EXERCISE REQUIREMENTS: Show every line of the data below that contains the string "empty".

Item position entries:
Begin
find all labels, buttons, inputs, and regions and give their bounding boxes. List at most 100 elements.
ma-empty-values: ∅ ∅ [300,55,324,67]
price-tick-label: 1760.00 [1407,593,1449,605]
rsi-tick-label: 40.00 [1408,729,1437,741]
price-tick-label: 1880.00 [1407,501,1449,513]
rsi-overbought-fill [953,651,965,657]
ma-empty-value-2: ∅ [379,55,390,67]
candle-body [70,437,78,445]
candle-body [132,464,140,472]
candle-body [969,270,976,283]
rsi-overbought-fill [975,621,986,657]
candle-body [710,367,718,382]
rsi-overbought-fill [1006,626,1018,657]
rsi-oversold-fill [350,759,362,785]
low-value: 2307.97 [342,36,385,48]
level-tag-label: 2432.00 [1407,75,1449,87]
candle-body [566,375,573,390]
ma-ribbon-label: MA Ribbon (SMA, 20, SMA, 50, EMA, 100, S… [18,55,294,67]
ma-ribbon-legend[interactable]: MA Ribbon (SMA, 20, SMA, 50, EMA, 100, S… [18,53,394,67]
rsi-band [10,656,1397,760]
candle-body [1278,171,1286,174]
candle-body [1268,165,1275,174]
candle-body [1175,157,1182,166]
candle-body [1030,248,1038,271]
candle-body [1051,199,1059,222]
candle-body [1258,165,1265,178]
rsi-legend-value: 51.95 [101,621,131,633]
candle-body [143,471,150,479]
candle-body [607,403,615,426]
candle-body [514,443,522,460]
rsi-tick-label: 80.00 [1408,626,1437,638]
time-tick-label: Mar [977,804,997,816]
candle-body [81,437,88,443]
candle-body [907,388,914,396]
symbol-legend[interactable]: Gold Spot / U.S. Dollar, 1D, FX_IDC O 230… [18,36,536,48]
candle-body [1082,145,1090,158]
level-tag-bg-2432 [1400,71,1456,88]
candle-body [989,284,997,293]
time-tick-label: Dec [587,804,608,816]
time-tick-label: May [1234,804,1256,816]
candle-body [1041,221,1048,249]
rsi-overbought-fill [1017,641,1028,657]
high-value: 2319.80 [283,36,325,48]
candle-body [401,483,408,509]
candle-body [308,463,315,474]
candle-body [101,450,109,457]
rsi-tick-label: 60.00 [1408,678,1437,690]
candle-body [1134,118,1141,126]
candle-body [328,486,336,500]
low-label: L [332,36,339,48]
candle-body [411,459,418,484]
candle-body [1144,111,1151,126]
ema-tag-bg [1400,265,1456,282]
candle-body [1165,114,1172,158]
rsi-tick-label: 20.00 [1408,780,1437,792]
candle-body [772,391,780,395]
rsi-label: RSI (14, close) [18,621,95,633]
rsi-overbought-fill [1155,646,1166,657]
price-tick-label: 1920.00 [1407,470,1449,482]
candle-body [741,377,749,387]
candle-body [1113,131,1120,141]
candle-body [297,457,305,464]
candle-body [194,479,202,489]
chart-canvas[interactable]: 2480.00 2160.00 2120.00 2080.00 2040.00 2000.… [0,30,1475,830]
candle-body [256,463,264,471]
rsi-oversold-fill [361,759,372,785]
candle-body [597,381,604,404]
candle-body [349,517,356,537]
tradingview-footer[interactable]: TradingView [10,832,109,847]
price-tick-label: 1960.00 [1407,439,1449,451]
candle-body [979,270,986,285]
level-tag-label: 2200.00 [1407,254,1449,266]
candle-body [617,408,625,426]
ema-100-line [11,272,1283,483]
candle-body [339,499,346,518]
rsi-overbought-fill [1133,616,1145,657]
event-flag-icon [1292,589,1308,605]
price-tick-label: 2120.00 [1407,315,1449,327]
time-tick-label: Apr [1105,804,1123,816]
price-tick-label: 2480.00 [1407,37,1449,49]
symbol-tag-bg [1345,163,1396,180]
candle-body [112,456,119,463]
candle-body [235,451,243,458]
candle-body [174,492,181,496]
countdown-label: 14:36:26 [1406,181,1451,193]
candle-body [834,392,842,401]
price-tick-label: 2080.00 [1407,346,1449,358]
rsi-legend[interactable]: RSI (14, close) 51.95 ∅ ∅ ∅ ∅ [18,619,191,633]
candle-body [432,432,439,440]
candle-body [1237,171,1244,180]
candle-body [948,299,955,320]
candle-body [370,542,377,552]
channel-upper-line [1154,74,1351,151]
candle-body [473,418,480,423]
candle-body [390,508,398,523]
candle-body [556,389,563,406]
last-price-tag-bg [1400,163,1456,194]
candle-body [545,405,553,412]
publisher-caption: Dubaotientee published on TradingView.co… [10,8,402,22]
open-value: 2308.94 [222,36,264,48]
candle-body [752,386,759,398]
End
OUTPUT FOR THIS TASK:
ma-empty-values: ∅ ∅ [300,55,324,67]
ma-empty-value-2: ∅ [379,55,390,67]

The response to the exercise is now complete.